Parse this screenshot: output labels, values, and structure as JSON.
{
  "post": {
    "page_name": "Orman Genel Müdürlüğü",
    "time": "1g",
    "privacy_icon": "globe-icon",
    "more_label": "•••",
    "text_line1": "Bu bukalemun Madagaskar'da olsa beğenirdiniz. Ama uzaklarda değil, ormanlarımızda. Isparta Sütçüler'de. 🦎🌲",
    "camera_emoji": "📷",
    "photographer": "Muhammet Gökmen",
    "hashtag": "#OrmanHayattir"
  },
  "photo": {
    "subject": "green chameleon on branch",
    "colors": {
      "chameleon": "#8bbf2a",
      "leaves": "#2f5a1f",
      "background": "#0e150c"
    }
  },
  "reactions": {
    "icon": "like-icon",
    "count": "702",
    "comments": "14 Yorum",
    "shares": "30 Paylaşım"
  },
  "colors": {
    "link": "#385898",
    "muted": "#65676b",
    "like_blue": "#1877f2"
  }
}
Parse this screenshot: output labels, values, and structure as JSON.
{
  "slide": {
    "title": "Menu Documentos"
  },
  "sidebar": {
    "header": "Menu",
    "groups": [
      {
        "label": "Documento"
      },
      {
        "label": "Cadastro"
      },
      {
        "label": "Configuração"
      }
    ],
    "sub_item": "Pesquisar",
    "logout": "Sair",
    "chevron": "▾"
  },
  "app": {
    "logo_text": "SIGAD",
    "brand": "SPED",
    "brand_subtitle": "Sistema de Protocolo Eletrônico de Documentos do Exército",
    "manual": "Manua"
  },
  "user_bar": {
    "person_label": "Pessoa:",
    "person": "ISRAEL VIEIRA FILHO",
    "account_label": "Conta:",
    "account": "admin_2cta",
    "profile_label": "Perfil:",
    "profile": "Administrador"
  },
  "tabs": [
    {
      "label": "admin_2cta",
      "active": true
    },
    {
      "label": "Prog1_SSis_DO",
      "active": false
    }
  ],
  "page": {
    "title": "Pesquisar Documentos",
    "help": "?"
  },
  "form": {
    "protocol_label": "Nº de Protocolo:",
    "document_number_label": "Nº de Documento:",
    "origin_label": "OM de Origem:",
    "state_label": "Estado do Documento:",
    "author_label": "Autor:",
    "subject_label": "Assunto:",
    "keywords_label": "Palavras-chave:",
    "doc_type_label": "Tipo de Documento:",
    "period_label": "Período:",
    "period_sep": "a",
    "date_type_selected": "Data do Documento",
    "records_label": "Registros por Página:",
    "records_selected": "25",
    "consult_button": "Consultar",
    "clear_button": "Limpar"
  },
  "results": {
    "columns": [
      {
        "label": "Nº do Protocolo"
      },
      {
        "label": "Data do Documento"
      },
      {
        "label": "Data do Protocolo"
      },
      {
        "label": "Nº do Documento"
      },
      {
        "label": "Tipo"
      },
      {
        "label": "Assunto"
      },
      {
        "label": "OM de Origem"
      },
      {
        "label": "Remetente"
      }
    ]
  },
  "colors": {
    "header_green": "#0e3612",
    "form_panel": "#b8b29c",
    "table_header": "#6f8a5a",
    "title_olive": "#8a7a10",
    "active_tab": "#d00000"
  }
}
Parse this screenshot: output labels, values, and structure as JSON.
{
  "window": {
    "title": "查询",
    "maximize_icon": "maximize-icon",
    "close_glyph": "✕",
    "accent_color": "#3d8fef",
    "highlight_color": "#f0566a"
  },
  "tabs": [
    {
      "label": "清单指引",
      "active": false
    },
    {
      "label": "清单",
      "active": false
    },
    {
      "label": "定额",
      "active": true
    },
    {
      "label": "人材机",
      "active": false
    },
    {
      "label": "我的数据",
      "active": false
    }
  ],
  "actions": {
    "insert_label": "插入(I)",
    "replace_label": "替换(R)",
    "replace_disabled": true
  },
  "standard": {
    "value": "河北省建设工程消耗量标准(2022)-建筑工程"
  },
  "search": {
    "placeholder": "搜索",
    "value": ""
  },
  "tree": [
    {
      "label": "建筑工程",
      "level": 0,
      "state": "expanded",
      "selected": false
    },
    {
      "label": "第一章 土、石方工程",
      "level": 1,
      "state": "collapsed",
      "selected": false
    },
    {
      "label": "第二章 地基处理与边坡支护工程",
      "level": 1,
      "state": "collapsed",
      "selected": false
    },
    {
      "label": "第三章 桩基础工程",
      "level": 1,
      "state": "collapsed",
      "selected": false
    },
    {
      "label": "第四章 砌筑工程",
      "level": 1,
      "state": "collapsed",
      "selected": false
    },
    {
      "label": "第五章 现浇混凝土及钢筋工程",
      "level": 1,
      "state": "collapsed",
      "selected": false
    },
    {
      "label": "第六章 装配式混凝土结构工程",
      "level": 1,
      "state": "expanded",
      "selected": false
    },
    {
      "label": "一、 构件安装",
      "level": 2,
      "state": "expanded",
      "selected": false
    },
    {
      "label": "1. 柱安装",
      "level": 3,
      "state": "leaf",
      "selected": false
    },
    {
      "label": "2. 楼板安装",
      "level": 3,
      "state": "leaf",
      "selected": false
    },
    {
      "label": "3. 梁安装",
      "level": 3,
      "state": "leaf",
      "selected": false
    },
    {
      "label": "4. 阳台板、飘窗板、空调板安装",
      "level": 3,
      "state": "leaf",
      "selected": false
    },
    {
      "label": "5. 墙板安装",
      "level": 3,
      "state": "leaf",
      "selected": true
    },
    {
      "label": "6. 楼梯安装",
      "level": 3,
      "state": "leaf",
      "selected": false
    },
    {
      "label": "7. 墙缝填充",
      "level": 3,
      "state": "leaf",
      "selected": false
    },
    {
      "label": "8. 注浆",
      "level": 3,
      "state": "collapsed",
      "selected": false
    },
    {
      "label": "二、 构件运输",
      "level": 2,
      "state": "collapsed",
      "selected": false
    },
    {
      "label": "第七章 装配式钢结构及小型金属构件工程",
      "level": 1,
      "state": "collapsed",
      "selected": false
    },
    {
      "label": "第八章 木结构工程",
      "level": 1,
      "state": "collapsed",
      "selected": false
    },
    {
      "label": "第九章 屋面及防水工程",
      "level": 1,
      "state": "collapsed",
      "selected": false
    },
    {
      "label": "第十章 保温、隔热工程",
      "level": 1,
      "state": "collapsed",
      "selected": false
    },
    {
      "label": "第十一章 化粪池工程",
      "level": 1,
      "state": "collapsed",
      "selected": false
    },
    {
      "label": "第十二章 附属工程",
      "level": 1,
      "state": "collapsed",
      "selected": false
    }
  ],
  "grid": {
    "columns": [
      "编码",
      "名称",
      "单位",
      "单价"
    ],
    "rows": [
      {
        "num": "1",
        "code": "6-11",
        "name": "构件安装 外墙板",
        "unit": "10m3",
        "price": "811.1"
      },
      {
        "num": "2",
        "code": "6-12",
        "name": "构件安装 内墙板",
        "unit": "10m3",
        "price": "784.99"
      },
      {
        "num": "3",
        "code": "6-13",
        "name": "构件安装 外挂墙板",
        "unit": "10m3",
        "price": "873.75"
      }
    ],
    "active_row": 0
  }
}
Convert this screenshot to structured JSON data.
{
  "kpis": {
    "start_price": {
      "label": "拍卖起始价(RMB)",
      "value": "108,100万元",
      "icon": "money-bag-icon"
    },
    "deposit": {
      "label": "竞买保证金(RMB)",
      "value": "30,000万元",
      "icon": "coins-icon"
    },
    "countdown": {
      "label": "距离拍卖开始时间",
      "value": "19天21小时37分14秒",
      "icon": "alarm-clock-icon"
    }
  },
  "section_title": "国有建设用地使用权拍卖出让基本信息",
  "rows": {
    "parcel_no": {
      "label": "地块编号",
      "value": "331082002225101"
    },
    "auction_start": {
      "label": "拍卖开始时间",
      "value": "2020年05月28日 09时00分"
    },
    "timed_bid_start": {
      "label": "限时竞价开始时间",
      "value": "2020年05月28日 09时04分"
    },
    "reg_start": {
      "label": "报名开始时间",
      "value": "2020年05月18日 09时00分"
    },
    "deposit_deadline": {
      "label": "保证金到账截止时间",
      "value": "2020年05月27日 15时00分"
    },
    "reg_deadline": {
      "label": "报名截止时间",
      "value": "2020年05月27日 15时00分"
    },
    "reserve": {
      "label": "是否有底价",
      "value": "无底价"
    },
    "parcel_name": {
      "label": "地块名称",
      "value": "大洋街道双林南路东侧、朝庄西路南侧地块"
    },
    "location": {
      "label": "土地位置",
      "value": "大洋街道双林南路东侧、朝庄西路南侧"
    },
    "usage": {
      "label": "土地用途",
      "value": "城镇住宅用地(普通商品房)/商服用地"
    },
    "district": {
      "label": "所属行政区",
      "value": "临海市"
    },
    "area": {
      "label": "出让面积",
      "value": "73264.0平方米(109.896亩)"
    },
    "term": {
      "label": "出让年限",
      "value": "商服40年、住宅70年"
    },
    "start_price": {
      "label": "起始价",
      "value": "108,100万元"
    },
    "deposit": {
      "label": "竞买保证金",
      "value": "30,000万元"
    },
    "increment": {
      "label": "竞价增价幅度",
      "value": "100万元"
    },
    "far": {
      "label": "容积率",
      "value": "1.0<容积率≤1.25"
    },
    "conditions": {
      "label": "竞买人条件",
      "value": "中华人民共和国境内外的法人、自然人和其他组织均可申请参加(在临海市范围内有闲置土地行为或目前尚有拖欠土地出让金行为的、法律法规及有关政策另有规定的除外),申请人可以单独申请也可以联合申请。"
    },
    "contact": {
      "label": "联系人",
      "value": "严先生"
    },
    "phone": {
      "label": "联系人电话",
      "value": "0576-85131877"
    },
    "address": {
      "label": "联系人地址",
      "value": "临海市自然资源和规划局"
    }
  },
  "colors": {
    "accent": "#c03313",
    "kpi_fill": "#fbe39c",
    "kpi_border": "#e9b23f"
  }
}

* * * * *

▶ [WORK TO BE COMPLETED] How many lines of these entries hold the string "Pesquisar"? Answer with the number alone.

▶ [FINISHED TASK] 2